→ Stated goal
Count, in the entries below, the lines in which "vozila" occurs. Give the number, nothing more.

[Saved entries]
* * * * * * *

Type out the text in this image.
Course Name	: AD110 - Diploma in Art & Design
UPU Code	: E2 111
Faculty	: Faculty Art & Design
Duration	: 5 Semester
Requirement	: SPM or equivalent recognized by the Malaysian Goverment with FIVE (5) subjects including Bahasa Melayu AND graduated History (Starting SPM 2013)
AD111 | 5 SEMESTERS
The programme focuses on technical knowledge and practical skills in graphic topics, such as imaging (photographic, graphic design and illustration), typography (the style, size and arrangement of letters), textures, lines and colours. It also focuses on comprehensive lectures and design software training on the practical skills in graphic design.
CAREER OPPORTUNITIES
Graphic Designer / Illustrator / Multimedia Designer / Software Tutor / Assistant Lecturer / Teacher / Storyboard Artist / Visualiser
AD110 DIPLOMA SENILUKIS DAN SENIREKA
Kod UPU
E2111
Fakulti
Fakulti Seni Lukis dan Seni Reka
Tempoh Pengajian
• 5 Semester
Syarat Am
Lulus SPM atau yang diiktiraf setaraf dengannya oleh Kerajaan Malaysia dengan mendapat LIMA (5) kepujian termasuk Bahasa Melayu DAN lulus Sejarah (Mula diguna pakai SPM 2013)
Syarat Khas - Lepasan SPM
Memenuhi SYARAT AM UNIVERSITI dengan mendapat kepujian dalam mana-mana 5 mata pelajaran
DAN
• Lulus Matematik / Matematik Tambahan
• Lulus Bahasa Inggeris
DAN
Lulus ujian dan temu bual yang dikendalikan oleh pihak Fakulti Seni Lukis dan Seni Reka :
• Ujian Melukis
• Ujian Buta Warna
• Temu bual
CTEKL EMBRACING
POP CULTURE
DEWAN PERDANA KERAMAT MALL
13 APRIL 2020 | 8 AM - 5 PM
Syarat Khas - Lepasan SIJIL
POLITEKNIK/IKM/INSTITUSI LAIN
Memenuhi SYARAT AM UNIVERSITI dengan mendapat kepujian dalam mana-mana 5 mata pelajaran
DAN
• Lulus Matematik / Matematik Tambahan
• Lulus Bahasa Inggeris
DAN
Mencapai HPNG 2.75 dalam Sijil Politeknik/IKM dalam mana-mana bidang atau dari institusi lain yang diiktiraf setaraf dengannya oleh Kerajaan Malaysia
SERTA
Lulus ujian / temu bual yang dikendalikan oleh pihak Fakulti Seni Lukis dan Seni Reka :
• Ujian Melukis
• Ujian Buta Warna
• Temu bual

* * * * * * *

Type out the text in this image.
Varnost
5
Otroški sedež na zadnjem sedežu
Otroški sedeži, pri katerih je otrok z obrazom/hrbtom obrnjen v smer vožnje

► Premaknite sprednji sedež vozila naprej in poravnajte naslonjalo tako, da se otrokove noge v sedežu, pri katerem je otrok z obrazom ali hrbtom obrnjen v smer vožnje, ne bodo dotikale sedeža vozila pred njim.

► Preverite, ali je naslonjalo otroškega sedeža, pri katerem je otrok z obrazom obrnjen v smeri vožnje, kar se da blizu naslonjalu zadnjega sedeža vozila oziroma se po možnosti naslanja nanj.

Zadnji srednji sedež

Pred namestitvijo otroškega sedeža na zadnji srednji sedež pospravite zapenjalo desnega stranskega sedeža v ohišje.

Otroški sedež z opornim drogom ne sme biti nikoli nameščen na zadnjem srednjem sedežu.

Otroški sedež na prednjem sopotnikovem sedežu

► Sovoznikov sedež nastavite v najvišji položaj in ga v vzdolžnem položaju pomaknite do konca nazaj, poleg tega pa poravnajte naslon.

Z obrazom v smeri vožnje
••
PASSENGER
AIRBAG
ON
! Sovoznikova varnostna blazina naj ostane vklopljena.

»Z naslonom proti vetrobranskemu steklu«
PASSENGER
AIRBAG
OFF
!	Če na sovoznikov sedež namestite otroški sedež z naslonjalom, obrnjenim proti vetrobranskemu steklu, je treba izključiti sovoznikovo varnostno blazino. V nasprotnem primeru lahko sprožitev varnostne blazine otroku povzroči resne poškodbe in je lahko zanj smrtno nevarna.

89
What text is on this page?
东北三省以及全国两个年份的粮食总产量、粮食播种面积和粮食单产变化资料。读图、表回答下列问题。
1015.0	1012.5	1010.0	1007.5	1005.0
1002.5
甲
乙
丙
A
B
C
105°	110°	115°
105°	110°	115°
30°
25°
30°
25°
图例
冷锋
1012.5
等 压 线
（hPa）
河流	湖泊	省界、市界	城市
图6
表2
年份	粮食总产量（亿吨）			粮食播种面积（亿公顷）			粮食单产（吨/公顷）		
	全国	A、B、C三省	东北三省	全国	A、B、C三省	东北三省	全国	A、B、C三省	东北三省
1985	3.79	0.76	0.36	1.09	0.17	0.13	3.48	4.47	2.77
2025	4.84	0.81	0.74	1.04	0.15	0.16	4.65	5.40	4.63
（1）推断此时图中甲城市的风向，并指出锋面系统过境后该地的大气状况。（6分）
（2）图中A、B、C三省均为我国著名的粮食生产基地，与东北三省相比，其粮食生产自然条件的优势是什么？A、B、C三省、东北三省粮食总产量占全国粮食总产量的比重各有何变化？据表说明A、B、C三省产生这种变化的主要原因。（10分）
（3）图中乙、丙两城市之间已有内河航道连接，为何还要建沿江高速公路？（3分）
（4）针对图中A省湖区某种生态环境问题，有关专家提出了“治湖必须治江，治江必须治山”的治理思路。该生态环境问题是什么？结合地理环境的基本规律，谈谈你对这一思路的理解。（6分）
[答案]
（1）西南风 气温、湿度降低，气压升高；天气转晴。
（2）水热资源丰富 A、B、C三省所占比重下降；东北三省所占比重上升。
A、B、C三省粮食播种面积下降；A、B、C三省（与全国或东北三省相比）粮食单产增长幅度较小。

* * * * * * *

→ Result of the task
2